Task statement ->
Scan the lines and state how many carry "document". Leave out everything but the number.

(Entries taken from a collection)
Begin

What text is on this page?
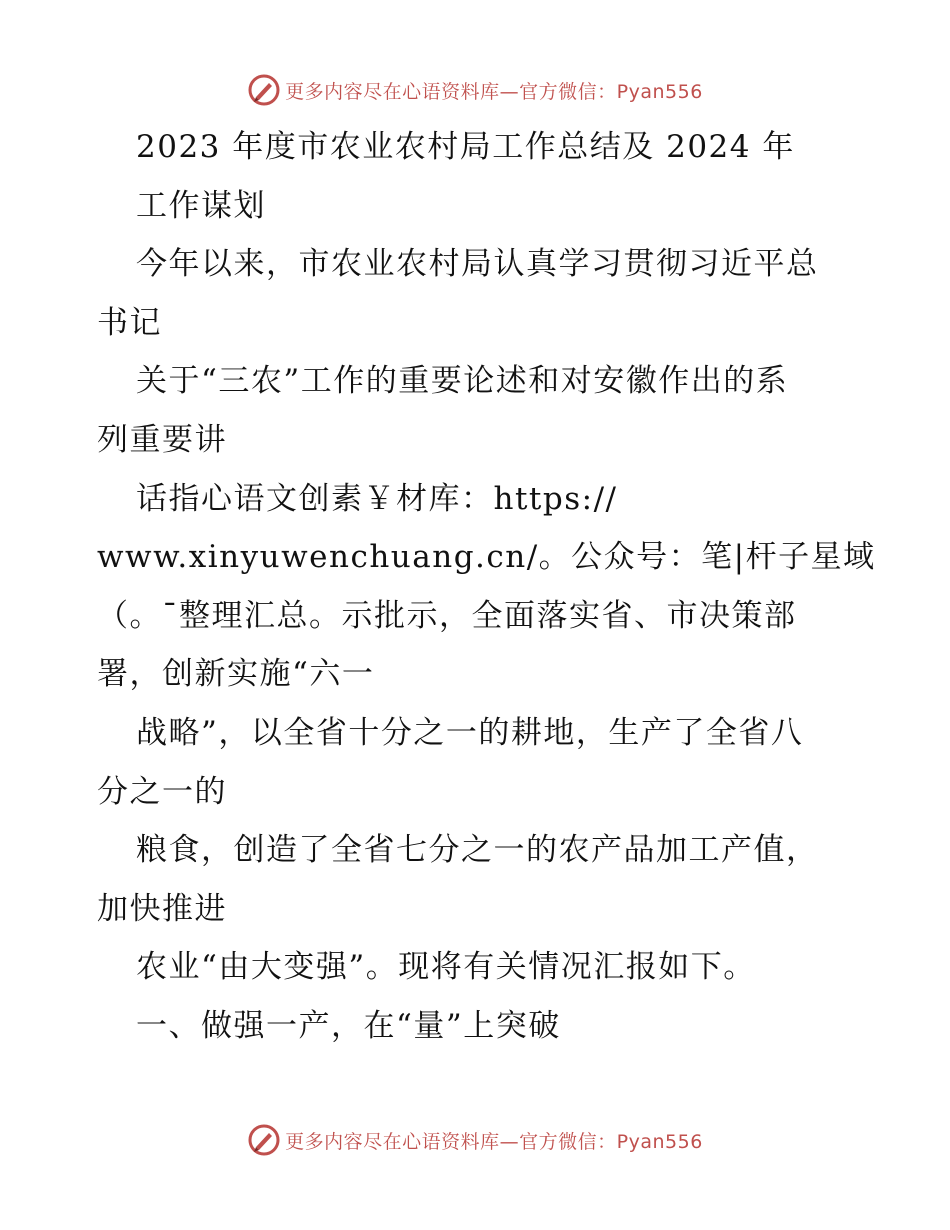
更多内容尽在心语资料库—官方微信：Pyan556
2023 年度市农业农村局工作总结及 2024 年
工作谋划
今年以来，市农业农村局认真学习贯彻习近平总
书记
关于“三农”工作的重要论述和对安徽作出的系
列重要讲
话指心语文创素￥材库：https://
www.xinyuwenchuang.cn/。公众号：笔|杆子星域
（。¯整理汇总。示批示，全面落实省、市决策部
署，创新实施“六一
战略”，以全省十分之一的耕地，生产了全省八
分之一的
粮食，创造了全省七分之一的农产品加工产值，
加快推进
农业“由大变强”。现将有关情况汇报如下。
一、做强一产，在“量”上突破
更多内容尽在心语资料库—官方微信：Pyan556
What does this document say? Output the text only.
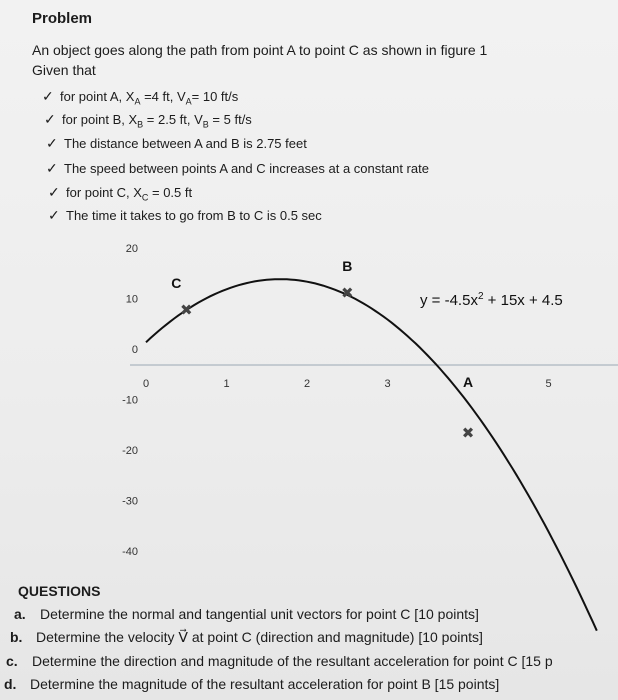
Problem
An object goes along the path from point A to point C as shown in figure 1
Given that
✓ for point A, $X_A =4$ ft, $V_A= 10$ ft/s
✓ for point B, $X_B = 2.5$ ft, $V_B = 5$ ft/s
✓ The distance between A and B is 2.75 feet
✓ The speed between points A and C increases at a constant rate
✓ for point C, $X_C = 0.5$ ft
✓ The time it takes to go from B to C is 0.5 sec
20
10
0
-10
-20
-30
-40
0	1	2	3	5
$y = -4.5x^2 + 15x + 4.5$
✖
C
✖
B
✖
A
QUESTIONS
a. Determine the normal and tangential unit vectors for point C [10 points]
b. Determine the velocity V⃗ at point C (direction and magnitude) [10 points]
c. Determine the direction and magnitude of the resultant acceleration for point C [15 p
d. Determine the magnitude of the resultant acceleration for point B [15 points]
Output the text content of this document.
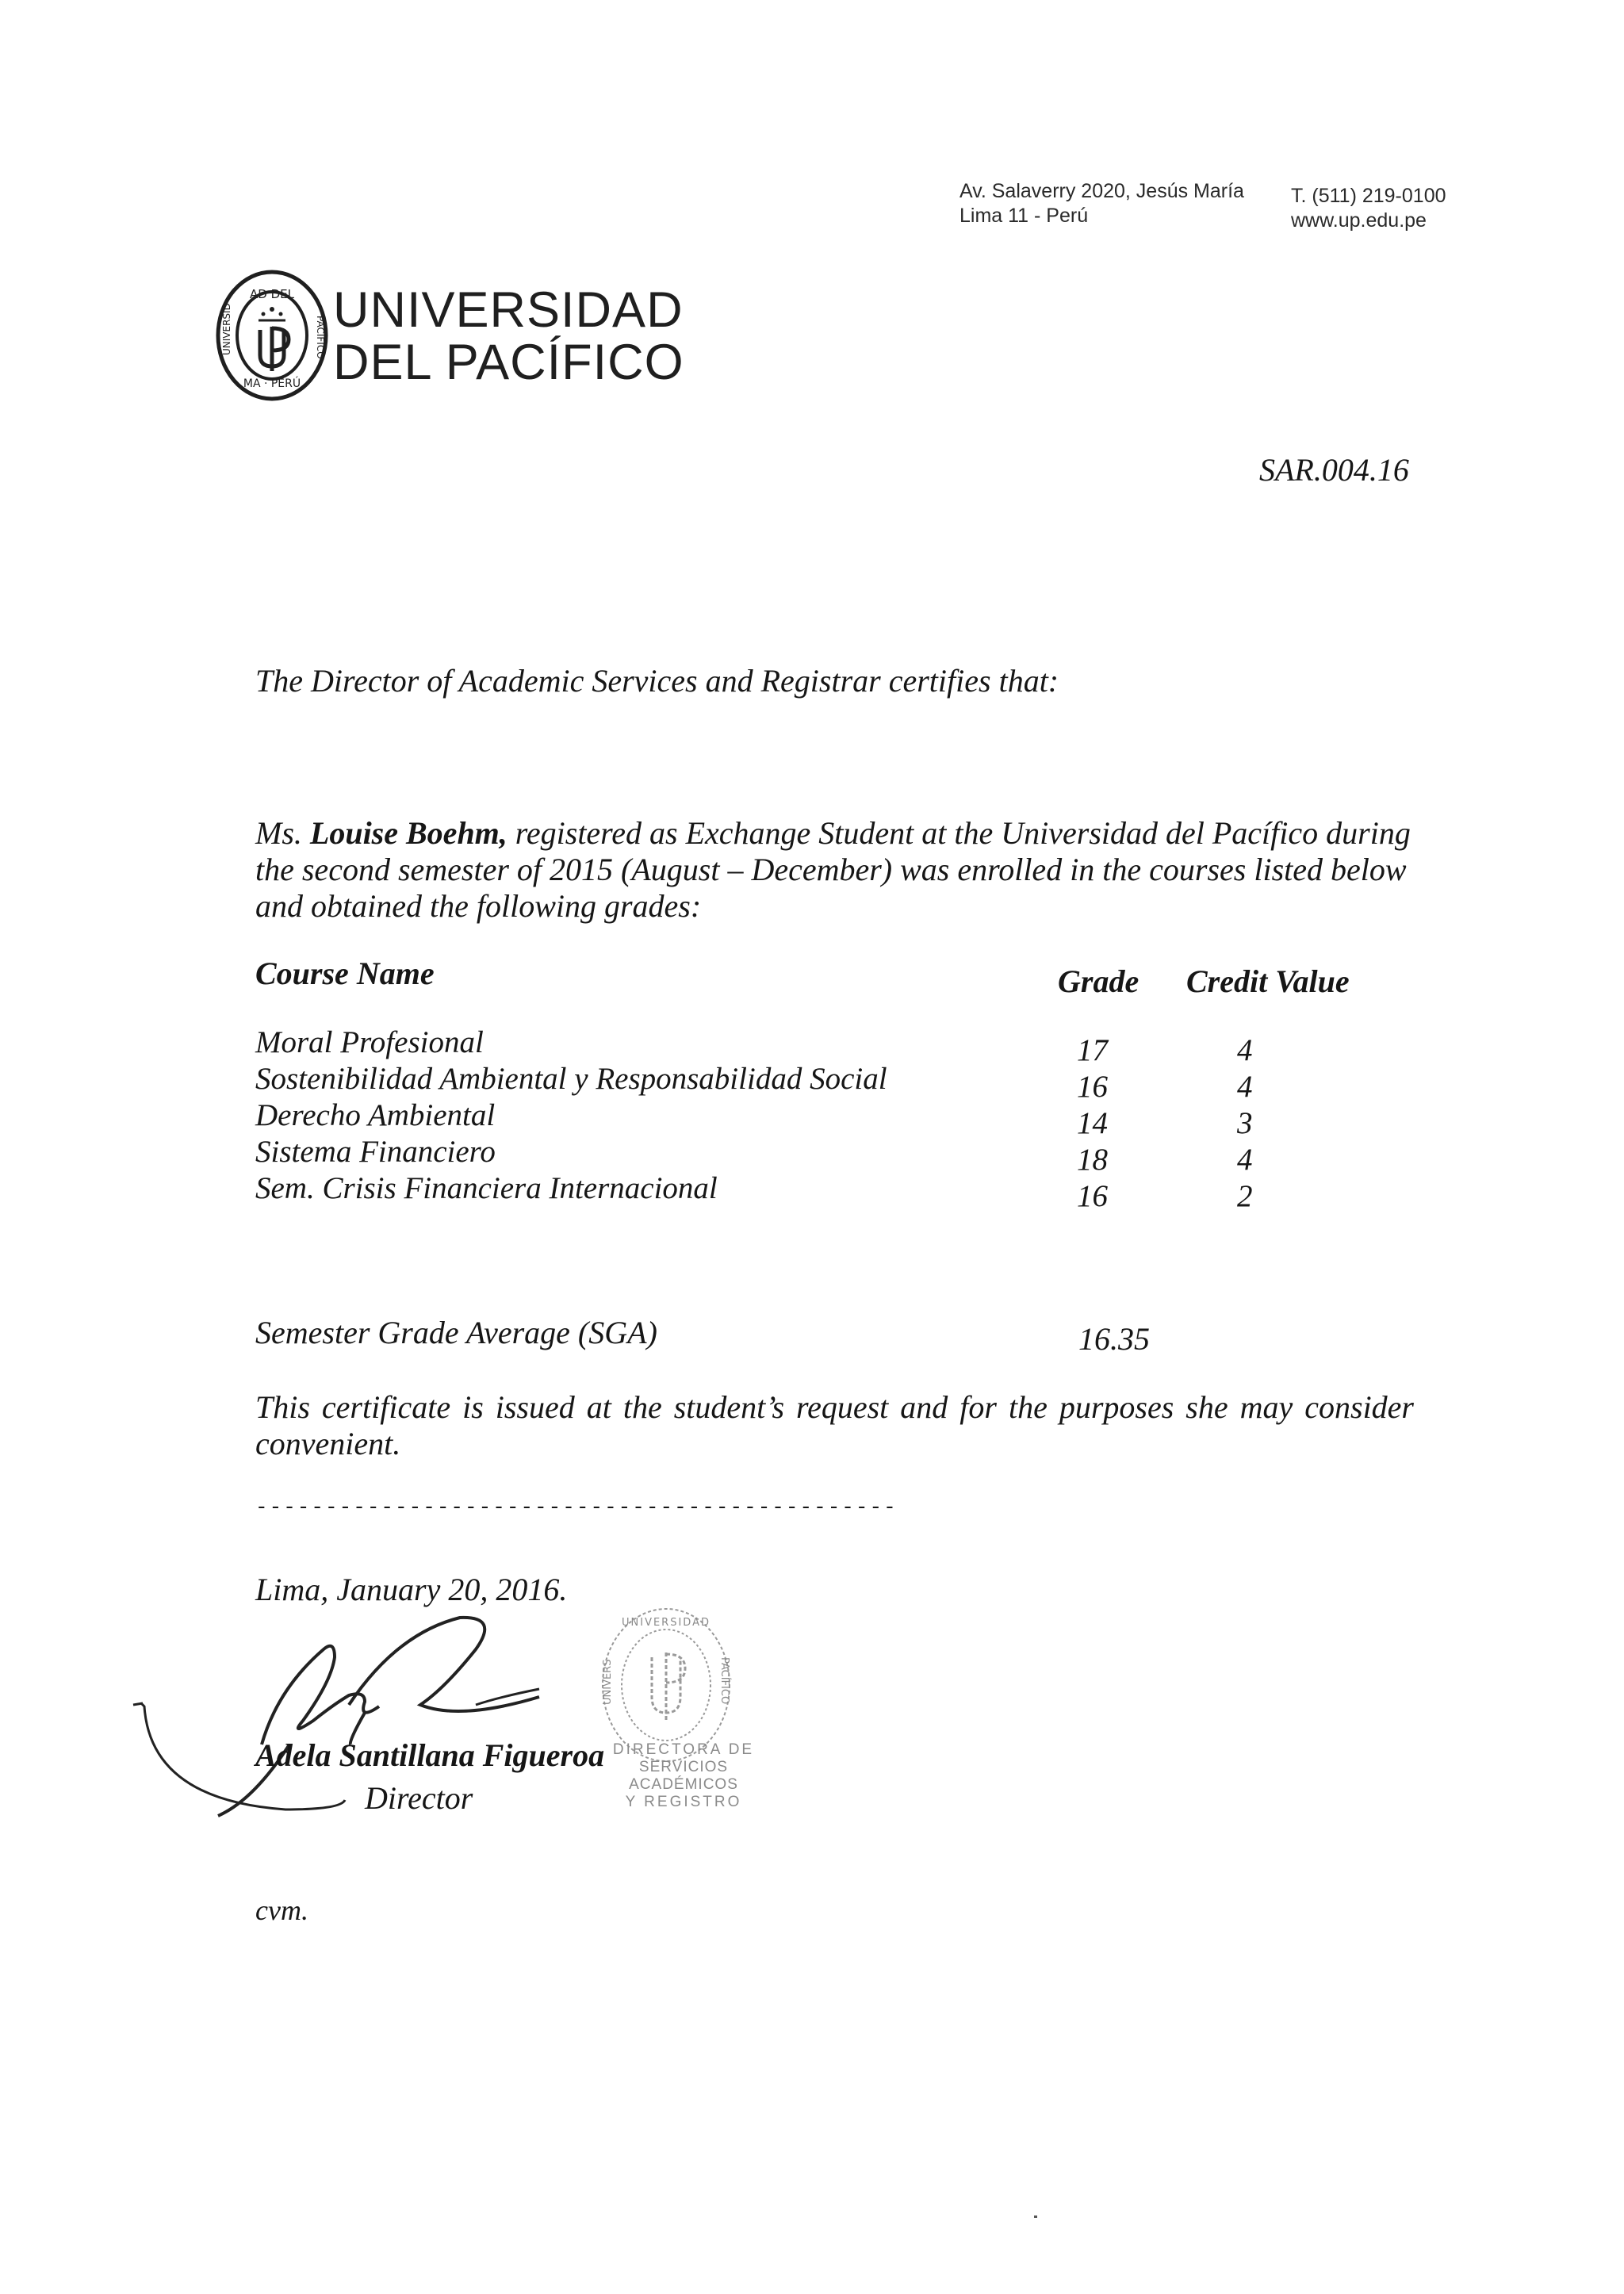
Av. Salaverry 2020, Jesús María
Lima 11 - Perú
T. (511) 219-0100
www.up.edu.pe
AD DEL
MA · PERÚ
UNIVERSID	PACÍFICO UNIVERSIDAD
DEL PACÍFICO
SAR.004.16
The Director of Academic Services and Registrar certifies that:
Ms. Louise Boehm, registered as Exchange Student at the Universidad del Pacífico during
the second semester of 2015 (August – December) was enrolled in the courses listed below
and obtained the following grades:
Course Name	Grade Credit Value
Moral Profesional	17	4
Sostenibilidad Ambiental y Responsabilidad Social	16	4
Derecho Ambiental	14	3
Sistema Financiero	18	4
Sem. Crisis Financiera Internacional	16	2
Semester Grade Average (SGA)	16.35
This certificate is issued at the student’s request and for the purposes she may consider
convenient.
----------------------------------------------
Lima, January 20, 2016.
Adela Santillana Figueroa
Director
UNIVERSIDAD
UNIVERS	PACÍFICO
DIRECTORA DE
SERVICIOS ACADÉMICOS
Y REGISTRO
cvm.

End

Correct response ->
2